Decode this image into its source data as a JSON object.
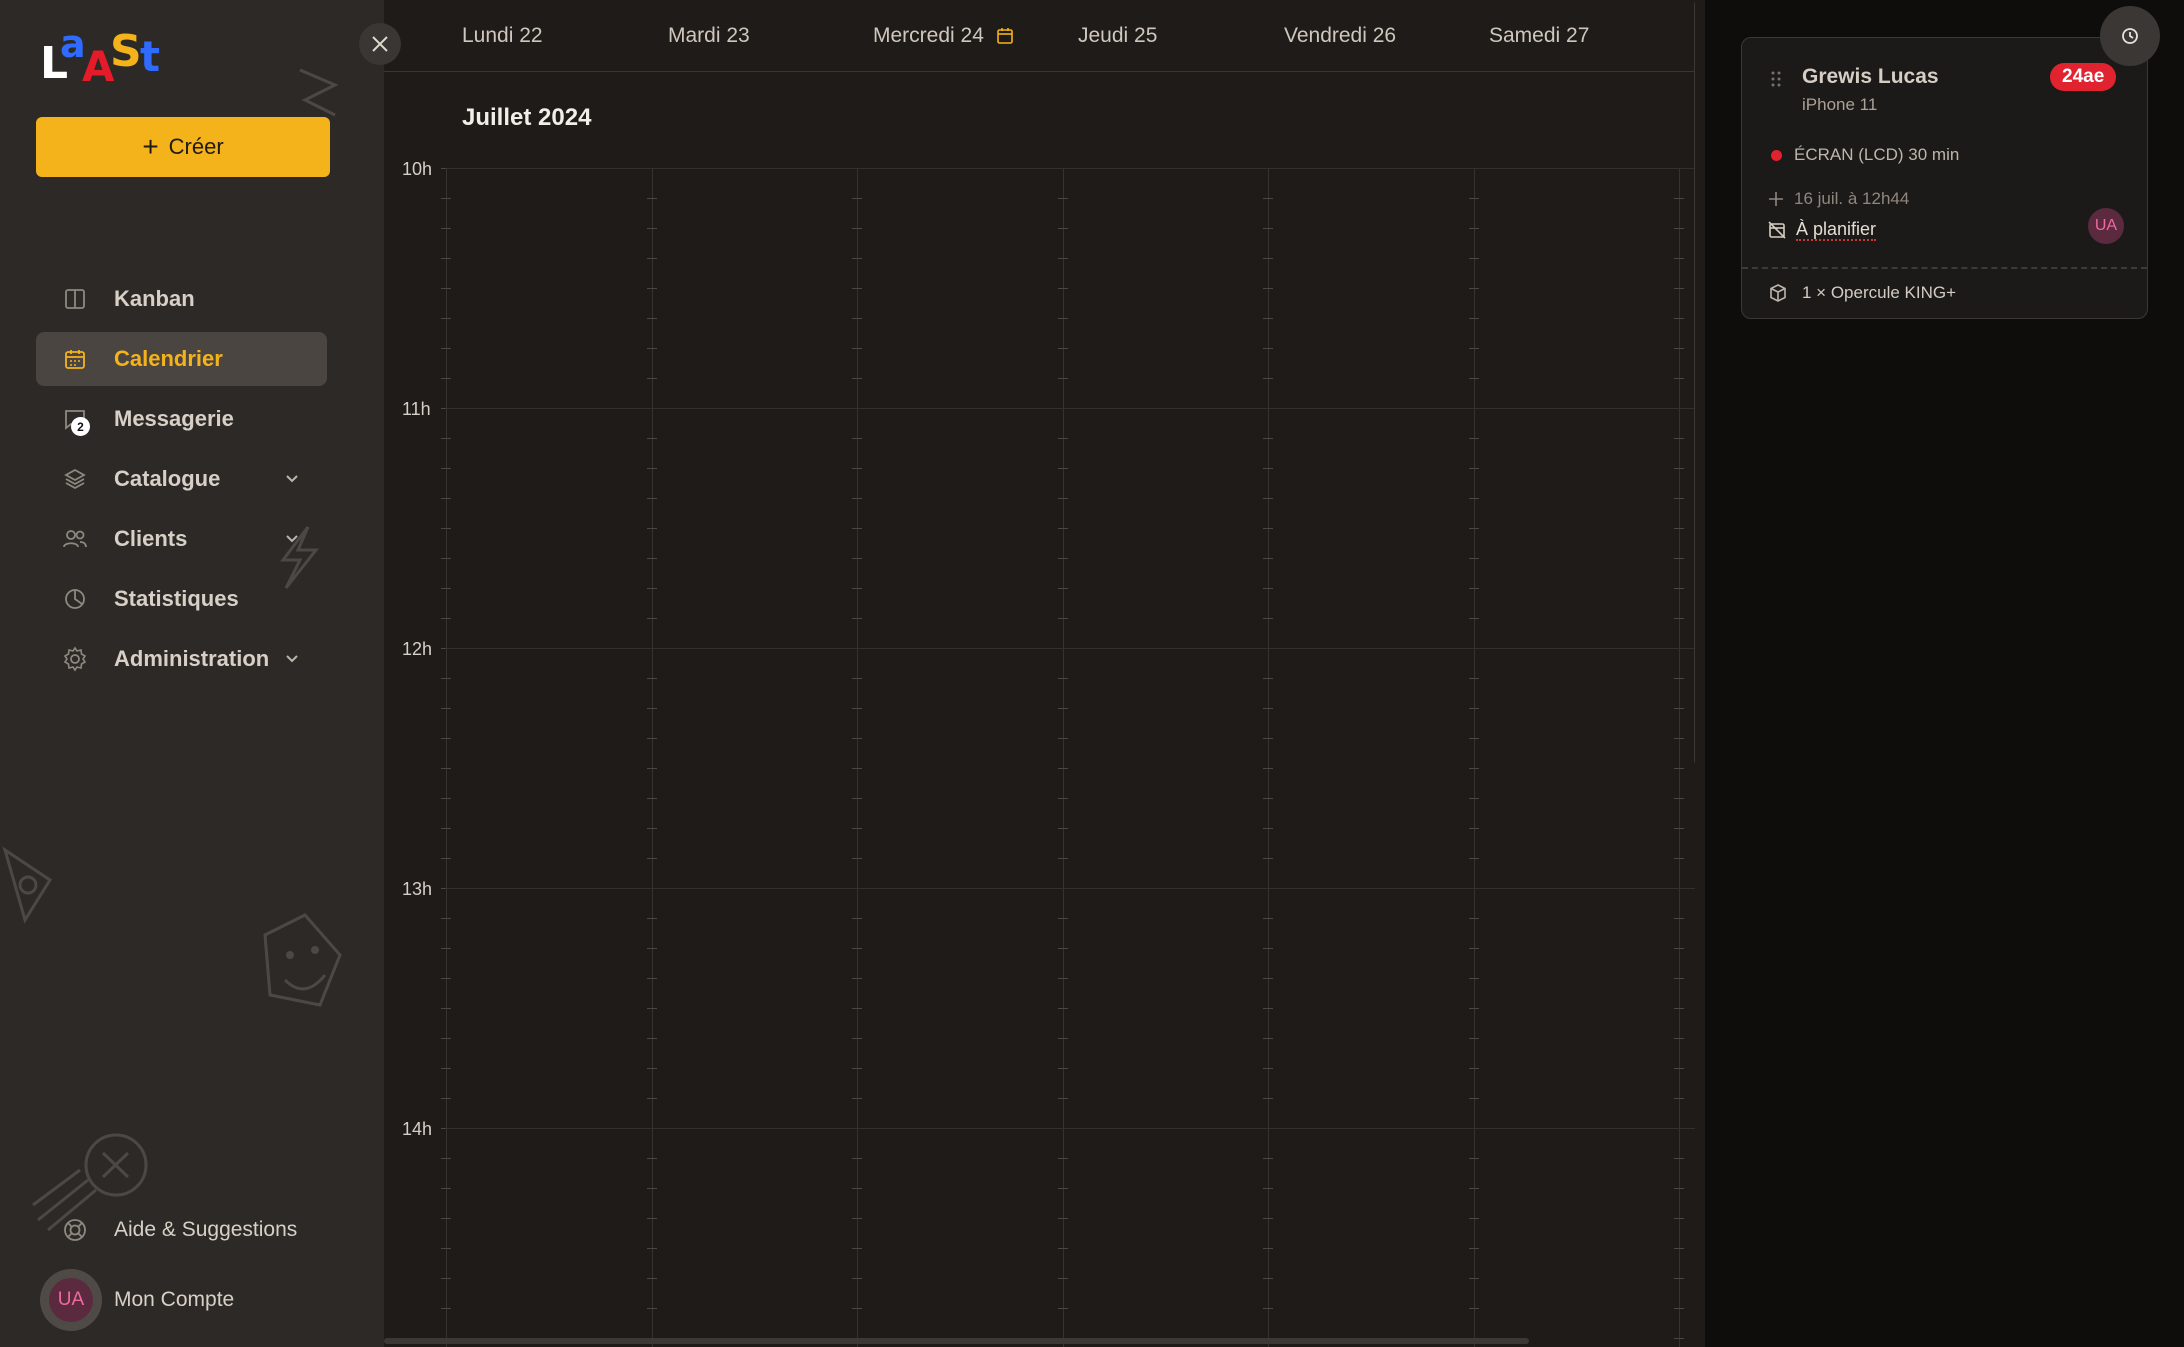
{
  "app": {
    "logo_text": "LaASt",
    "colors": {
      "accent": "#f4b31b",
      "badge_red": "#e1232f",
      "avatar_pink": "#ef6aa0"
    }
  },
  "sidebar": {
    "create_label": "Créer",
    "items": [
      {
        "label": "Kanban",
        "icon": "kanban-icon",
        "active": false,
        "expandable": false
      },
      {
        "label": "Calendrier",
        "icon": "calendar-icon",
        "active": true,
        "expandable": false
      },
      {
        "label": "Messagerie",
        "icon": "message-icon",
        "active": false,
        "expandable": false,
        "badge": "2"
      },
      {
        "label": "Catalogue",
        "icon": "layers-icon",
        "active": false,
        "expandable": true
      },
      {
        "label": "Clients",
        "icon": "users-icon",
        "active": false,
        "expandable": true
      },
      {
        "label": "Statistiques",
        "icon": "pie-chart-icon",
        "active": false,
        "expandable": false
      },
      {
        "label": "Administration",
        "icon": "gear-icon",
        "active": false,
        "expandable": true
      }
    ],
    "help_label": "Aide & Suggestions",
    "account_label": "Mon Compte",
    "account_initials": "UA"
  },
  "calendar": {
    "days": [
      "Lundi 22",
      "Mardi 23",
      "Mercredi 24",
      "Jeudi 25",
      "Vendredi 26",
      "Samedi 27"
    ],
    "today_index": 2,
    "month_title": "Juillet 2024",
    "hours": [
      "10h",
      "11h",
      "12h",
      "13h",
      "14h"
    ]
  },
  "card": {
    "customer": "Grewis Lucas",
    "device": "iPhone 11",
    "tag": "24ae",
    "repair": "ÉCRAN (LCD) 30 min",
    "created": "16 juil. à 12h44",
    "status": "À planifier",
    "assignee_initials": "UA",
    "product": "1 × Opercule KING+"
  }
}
--
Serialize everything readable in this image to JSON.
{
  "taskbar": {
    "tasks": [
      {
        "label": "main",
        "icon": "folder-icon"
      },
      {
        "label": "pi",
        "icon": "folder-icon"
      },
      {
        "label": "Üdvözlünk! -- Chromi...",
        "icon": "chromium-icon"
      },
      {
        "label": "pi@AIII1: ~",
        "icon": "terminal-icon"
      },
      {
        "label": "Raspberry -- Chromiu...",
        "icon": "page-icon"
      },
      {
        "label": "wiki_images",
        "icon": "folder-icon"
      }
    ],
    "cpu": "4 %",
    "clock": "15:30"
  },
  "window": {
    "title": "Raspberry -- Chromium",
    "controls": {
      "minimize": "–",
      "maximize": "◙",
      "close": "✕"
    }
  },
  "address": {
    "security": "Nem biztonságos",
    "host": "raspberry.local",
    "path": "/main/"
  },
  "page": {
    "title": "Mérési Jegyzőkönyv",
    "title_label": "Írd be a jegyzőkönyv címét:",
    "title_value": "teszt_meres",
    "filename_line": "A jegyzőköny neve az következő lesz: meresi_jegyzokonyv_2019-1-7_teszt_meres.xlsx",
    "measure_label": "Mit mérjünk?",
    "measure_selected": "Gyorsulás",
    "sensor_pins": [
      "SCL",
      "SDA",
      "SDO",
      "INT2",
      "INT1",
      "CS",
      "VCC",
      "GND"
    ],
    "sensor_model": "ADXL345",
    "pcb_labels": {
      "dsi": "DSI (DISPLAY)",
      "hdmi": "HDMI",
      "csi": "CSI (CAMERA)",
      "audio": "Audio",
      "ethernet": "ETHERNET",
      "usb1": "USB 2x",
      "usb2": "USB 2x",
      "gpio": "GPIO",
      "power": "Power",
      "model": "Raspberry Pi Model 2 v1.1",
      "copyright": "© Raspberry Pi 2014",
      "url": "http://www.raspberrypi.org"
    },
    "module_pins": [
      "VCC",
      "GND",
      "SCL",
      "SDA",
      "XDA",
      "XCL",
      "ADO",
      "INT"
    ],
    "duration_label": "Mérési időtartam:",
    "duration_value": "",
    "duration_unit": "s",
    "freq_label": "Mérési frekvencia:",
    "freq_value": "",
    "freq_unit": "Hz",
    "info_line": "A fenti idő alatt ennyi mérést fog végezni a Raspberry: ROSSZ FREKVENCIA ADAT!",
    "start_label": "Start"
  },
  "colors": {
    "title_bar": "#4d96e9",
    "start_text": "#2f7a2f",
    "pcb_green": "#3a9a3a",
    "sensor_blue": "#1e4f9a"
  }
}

- [WHAT YOU ARE ASKED TO DO]:
List every line above that holds the word "Mérési".

- [EXERCISE RESPONSE]:
    "title": "Mérési Jegyzőkönyv",
    "duration_label": "Mérési időtartam:",
    "freq_label": "Mérési frekvencia:",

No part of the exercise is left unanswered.